TASK GOAL
From the entries below, tally the lines with "ticks" in them and reply with that figure only.

INFORMATION SHOWN

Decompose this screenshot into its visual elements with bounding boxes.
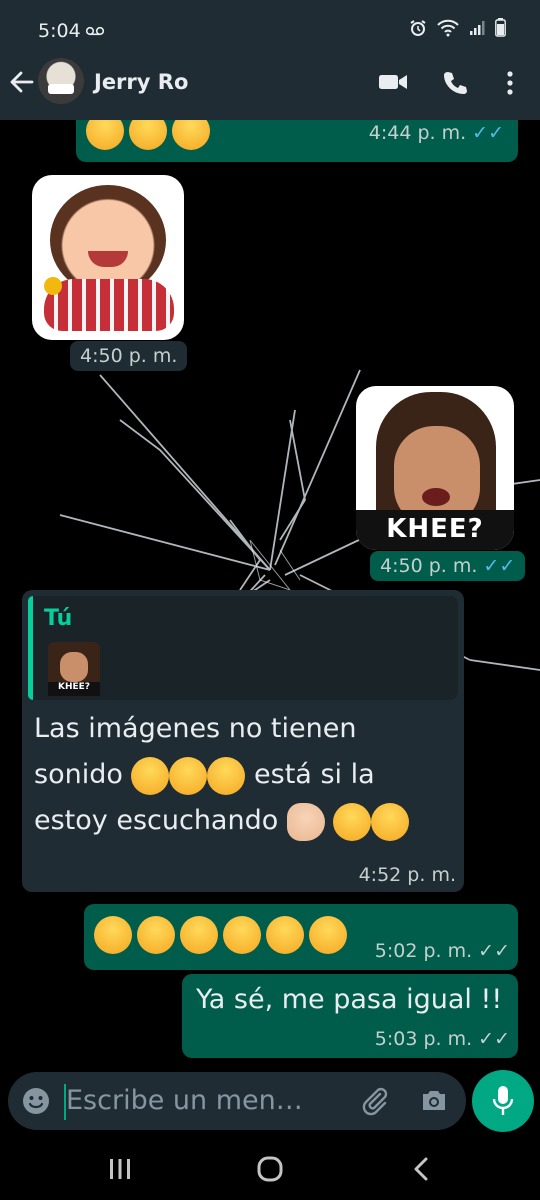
signal-icon [469,20,485,40]
status-time: 5:04 [38,20,81,42]
message-text-segment: está si la [254,759,375,790]
message-composer[interactable]: Escribe un men… [8,1072,466,1130]
sticker-caption: KHEE? [386,514,484,544]
message-time: 5:02 p. m. [374,940,473,962]
mic-button[interactable] [472,1070,534,1132]
rolling-on-floor-laughing-icon [371,802,410,841]
system-navbar [0,1138,540,1200]
message-text-line: Las imágenes no tienen [34,713,357,744]
rolling-on-floor-laughing-icon [266,916,305,954]
quoted-sticker-thumbnail: KHEE? [48,642,100,696]
alarm-icon [409,19,427,41]
kissing-face-with-heart-icon [86,120,124,150]
delivered-ticks-icon: ✓✓ [478,940,510,962]
quoted-sticker-caption: KHEE? [57,682,91,692]
read-ticks-icon: ✓✓ [472,122,504,144]
message-bubble-outgoing[interactable]: 4:44 p. m. ✓✓ [76,120,518,162]
kissing-face-with-heart-icon [172,120,211,150]
read-ticks-icon: ✓✓ [483,555,516,577]
message-meta: 4:50 p. m. ✓✓ [370,551,526,581]
rolling-on-floor-laughing-icon [309,916,348,954]
rolling-on-floor-laughing-icon [333,802,372,841]
emoji-row [86,120,211,150]
chat-header: Jerry Ro [0,48,540,120]
home-icon[interactable] [257,1156,283,1186]
quoted-author: Tú [44,606,73,631]
emoji-icon[interactable] [22,1087,50,1119]
message-text-line: estoy escuchando [34,798,410,844]
face-with-tears-of-joy-icon [131,756,170,795]
message-time: 5:03 p. m. [374,1028,473,1050]
sticker-girl[interactable] [32,175,184,340]
mic-icon [491,1085,515,1121]
message-input[interactable]: Escribe un men… [66,1085,303,1116]
camera-icon[interactable] [420,1087,448,1117]
message-meta: 4:44 p. m. ✓✓ [369,122,504,144]
delivered-ticks-icon: ✓✓ [478,1028,510,1050]
battery-icon [495,18,506,41]
face-with-tears-of-joy-icon [207,756,246,795]
voicemail-icon [85,24,105,40]
quoted-message[interactable]: Tú KHEE? [28,596,458,700]
message-bubble-outgoing[interactable]: Ya sé, me pasa igual !! 5:03 p. m. ✓✓ [182,974,518,1058]
ear-icon [286,802,325,841]
message-meta: 5:02 p. m. ✓✓ [375,940,510,962]
message-time: 4:50 p. m. [380,555,478,577]
message-time: 4:52 p. m. [358,864,456,886]
message-bubble-incoming[interactable]: Tú KHEE? Las imágenes no tienen sonido e… [22,590,464,892]
message-text-segment: sonido [34,759,123,790]
back-arrow-icon[interactable] [8,68,36,96]
chat-area[interactable]: 4:44 p. m. ✓✓ 4:50 p. m. KHEE? 4:50 p. m.… [0,120,540,1070]
message-meta: 5:03 p. m. ✓✓ [375,1028,510,1050]
contact-name[interactable]: Jerry Ro [94,70,188,94]
face-with-tears-of-joy-icon [169,756,208,795]
sticker-man-khee[interactable]: KHEE? [356,386,514,550]
message-time: 4:44 p. m. [368,122,467,144]
kissing-face-with-heart-icon [129,120,168,150]
rolling-on-floor-laughing-icon [137,916,176,954]
emoji-row [94,916,348,954]
attach-icon[interactable] [360,1086,390,1120]
phone-icon[interactable] [442,70,468,100]
wifi-icon [437,19,459,41]
avatar[interactable] [38,58,84,104]
status-bar: 5:04 [0,0,540,48]
message-text-segment: estoy escuchando [34,805,279,836]
rolling-on-floor-laughing-icon [94,916,132,954]
message-text: Las imágenes no tienen sonido está si la… [34,706,410,844]
message-bubble-outgoing[interactable]: 5:02 p. m. ✓✓ [84,904,518,970]
message-text: Ya sé, me pasa igual !! [196,984,503,1015]
rolling-on-floor-laughing-icon [223,916,262,954]
rolling-on-floor-laughing-icon [180,916,219,954]
back-icon[interactable] [412,1156,430,1186]
video-call-icon[interactable] [378,70,408,98]
recent-apps-icon[interactable] [108,1158,132,1184]
more-vert-icon[interactable] [504,70,516,100]
message-time: 4:50 p. m. [70,341,188,371]
message-text-line: sonido está si la [34,752,409,798]
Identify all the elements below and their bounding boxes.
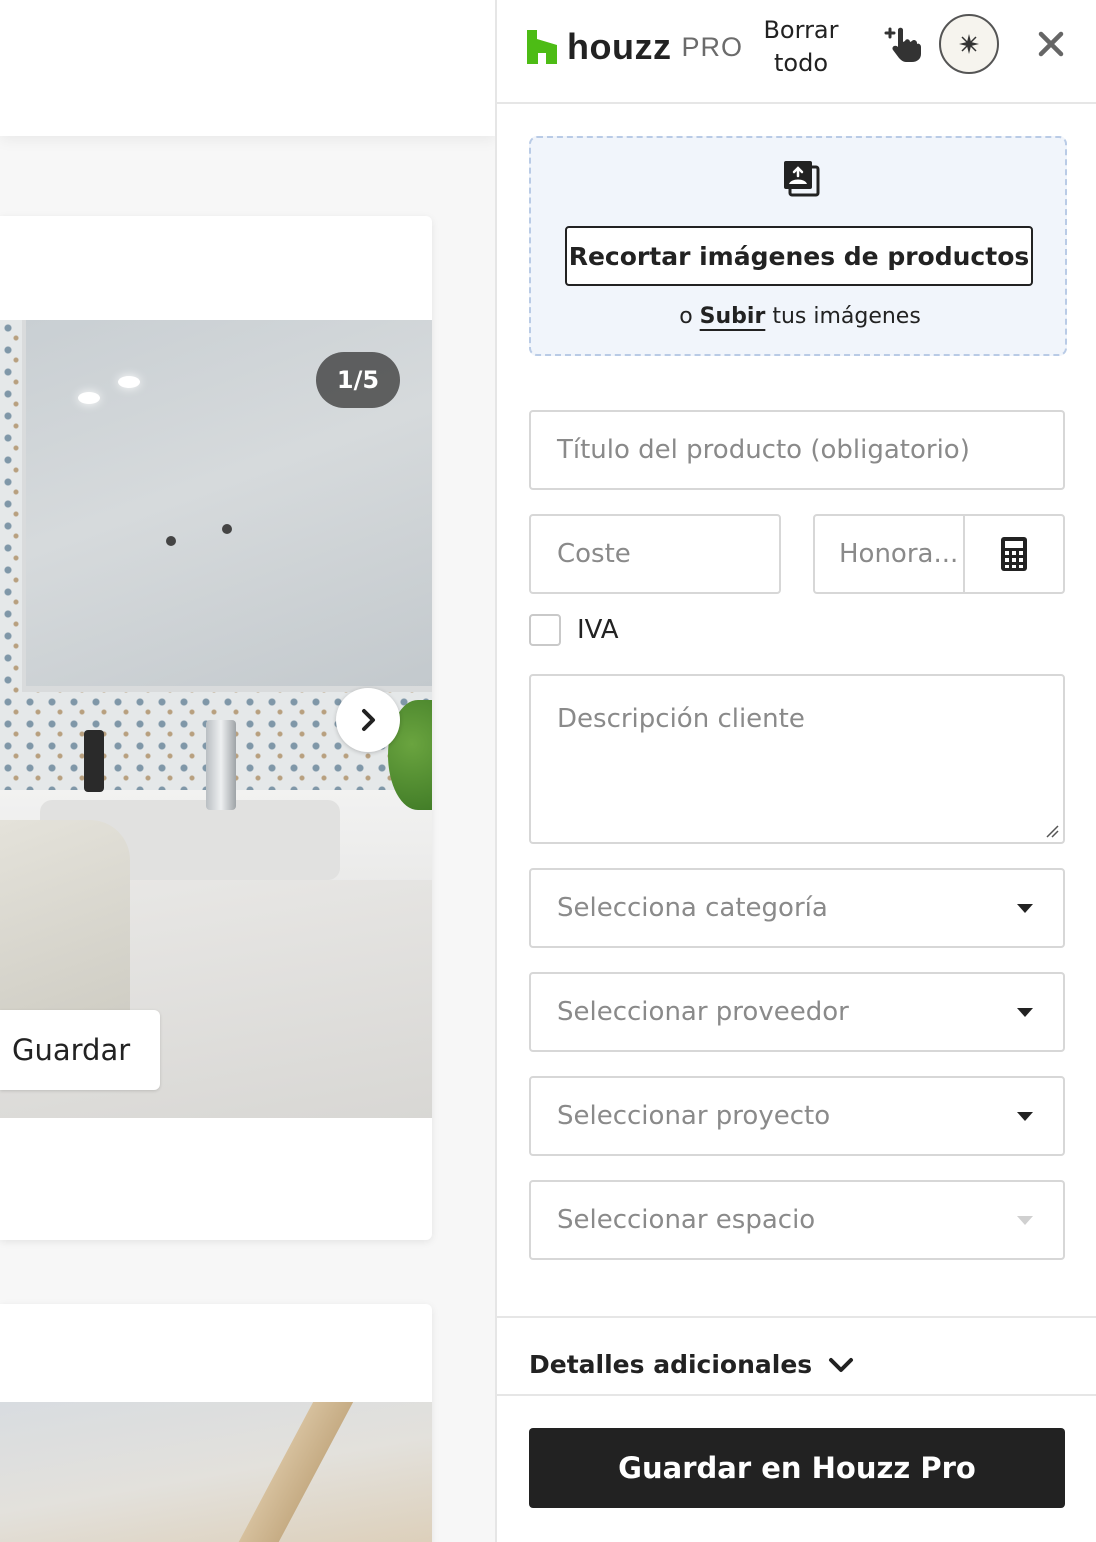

RESULT OF THE EXERCISE
4